● **Exercise objective**: Will you extract the entries word for word? Images should not appear in the copy.

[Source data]
————————

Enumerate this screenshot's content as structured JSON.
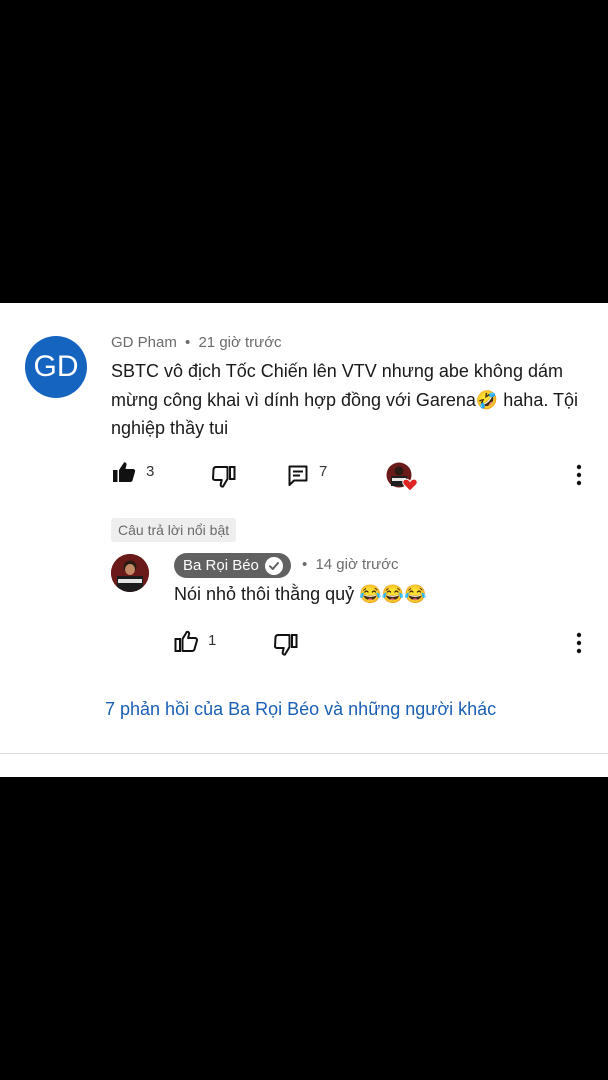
{
  "comment": {
    "avatar_initials": "GD",
    "author": "GD Pham",
    "separator": "•",
    "time": "21 giờ trước",
    "text": "SBTC vô địch Tốc Chiến lên VTV nhưng abe không dám mừng công khai vì dính hợp đồng với Garena🤣 haha. Tội nghiệp thầy tui",
    "like_count": "3",
    "reply_count": "7"
  },
  "featured_label": "Câu trả lời nổi bật",
  "reply": {
    "author": "Ba Rọi Béo",
    "separator": "•",
    "time": "14 giờ trước",
    "text": "Nói nhỏ thôi thằng quỷ 😂😂😂",
    "like_count": "1"
  },
  "more_replies_link": "7 phản hồi của Ba Rọi Béo và những người khác",
  "colors": {
    "avatar_bg": "#1565c0",
    "link": "#1a5fb4",
    "author_chip_bg": "#616161",
    "heart": "#e02424"
  }
}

————————

● **Worked solution**:
Enumerate this screenshot's content as structured JSON.
{
  "comment": {
    "avatar_initials": "GD",
    "author": "GD Pham",
    "separator": "•",
    "time": "21 giờ trước",
    "text": "SBTC vô địch Tốc Chiến lên VTV nhưng abe không dám mừng công khai vì dính hợp đồng với Garena🤣 haha. Tội nghiệp thầy tui",
    "like_count": "3",
    "reply_count": "7"
  },
  "featured_label": "Câu trả lời nổi bật",
  "reply": {
    "author": "Ba Rọi Béo",
    "separator": "•",
    "time": "14 giờ trước",
    "text": "Nói nhỏ thôi thằng quỷ 😂😂😂",
    "like_count": "1"
  },
  "more_replies_link": "7 phản hồi của Ba Rọi Béo và những người khác",
  "colors": {
    "avatar_bg": "#1565c0",
    "link": "#1a5fb4",
    "author_chip_bg": "#616161",
    "heart": "#e02424"
  }
}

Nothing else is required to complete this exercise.